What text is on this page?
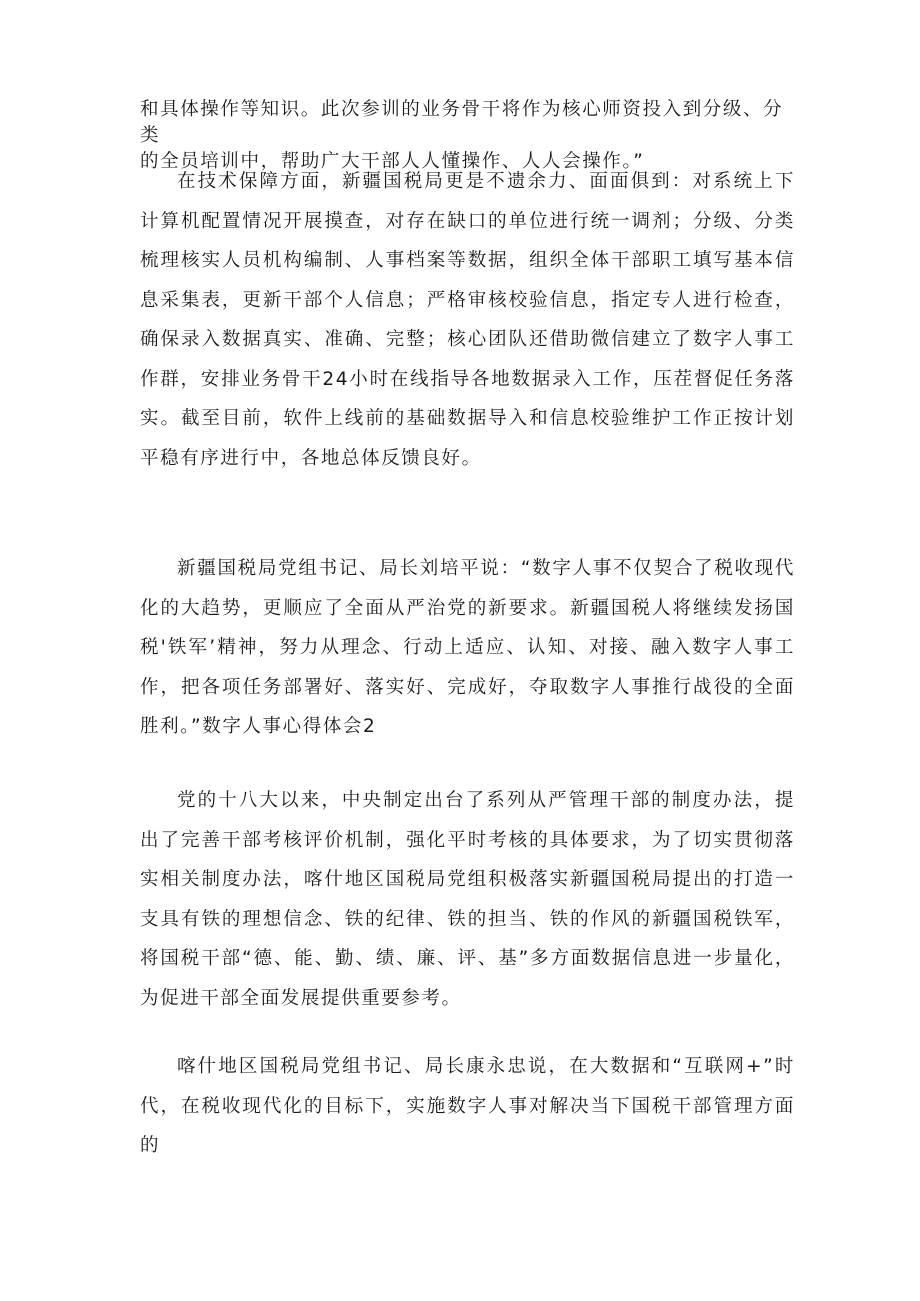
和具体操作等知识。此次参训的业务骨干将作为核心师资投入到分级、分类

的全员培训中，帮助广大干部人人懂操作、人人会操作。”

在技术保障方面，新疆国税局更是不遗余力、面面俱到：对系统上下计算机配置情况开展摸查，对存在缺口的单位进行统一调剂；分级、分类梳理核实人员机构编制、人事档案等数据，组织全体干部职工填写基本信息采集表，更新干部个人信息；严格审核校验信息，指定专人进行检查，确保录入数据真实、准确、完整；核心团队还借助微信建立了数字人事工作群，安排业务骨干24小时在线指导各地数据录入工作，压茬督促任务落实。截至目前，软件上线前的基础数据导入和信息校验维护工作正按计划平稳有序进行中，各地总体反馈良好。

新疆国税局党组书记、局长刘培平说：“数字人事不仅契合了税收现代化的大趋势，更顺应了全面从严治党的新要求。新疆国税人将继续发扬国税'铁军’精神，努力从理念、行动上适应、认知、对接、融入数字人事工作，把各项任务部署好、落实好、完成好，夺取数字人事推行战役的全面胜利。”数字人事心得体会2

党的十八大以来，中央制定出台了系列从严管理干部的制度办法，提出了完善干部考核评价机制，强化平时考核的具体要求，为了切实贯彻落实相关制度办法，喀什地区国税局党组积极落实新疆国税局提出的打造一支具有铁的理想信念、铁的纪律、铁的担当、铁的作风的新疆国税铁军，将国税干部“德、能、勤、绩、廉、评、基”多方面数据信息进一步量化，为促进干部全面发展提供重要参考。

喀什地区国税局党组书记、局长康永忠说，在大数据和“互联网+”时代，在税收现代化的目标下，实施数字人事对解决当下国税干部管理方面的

::::

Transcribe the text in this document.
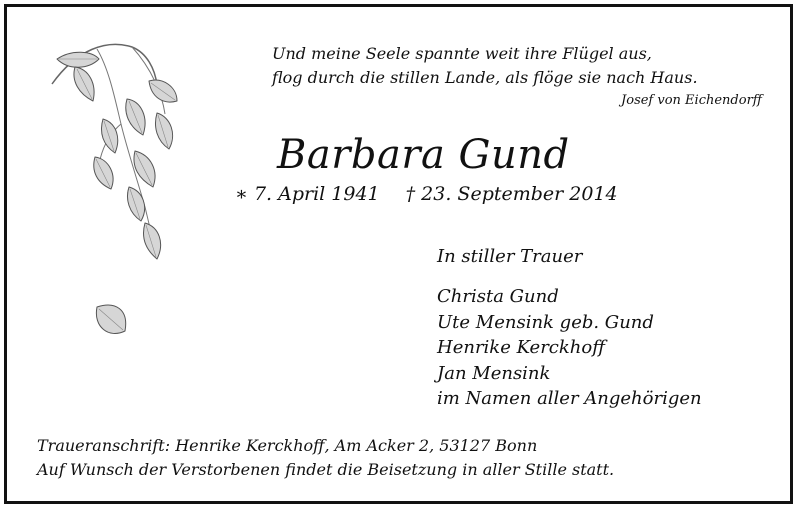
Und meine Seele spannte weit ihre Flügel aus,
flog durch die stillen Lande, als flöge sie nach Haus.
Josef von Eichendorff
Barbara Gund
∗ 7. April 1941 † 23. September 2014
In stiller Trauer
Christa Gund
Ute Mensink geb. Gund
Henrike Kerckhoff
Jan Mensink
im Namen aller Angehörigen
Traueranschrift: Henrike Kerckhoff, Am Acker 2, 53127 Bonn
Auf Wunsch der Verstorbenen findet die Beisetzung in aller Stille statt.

::::

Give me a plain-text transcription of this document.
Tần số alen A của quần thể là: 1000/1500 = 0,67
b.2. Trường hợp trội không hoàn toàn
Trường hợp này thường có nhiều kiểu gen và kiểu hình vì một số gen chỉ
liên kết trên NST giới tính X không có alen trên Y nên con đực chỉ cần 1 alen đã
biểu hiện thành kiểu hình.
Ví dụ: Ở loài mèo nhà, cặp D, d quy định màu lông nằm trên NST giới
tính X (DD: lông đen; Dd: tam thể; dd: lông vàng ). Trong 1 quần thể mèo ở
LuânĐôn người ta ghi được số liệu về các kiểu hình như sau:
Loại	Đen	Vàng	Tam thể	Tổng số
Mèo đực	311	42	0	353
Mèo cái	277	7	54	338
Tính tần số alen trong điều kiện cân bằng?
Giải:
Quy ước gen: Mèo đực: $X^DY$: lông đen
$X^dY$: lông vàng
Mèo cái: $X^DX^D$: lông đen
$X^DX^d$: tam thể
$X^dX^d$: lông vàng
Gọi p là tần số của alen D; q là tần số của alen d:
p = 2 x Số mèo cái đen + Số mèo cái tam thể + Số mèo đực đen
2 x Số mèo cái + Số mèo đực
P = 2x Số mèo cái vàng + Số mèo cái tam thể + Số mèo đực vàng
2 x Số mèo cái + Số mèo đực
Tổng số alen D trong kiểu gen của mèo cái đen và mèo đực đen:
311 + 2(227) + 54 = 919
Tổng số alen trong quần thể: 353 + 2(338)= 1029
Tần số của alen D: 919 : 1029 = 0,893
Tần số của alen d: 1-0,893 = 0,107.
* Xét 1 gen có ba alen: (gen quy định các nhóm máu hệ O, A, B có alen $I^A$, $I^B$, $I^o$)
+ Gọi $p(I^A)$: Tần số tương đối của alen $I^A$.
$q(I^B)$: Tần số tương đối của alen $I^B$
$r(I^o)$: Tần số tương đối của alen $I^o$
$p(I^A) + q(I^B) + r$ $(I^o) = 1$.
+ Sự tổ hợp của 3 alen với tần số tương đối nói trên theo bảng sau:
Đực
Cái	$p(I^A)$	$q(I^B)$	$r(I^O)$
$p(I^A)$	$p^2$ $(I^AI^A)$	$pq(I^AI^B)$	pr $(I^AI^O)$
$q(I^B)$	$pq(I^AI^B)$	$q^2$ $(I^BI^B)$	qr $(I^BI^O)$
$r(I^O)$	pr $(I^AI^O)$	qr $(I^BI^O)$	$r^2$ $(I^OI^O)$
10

::::

### THE EXERCISE
Search the listing for the word "Kerckhoff". Copy every line in which it occurs.

### RESULT
Henrike Kerckhoff
Traueranschrift: Henrike Kerckhoff, Am Acker 2, 53127 Bonn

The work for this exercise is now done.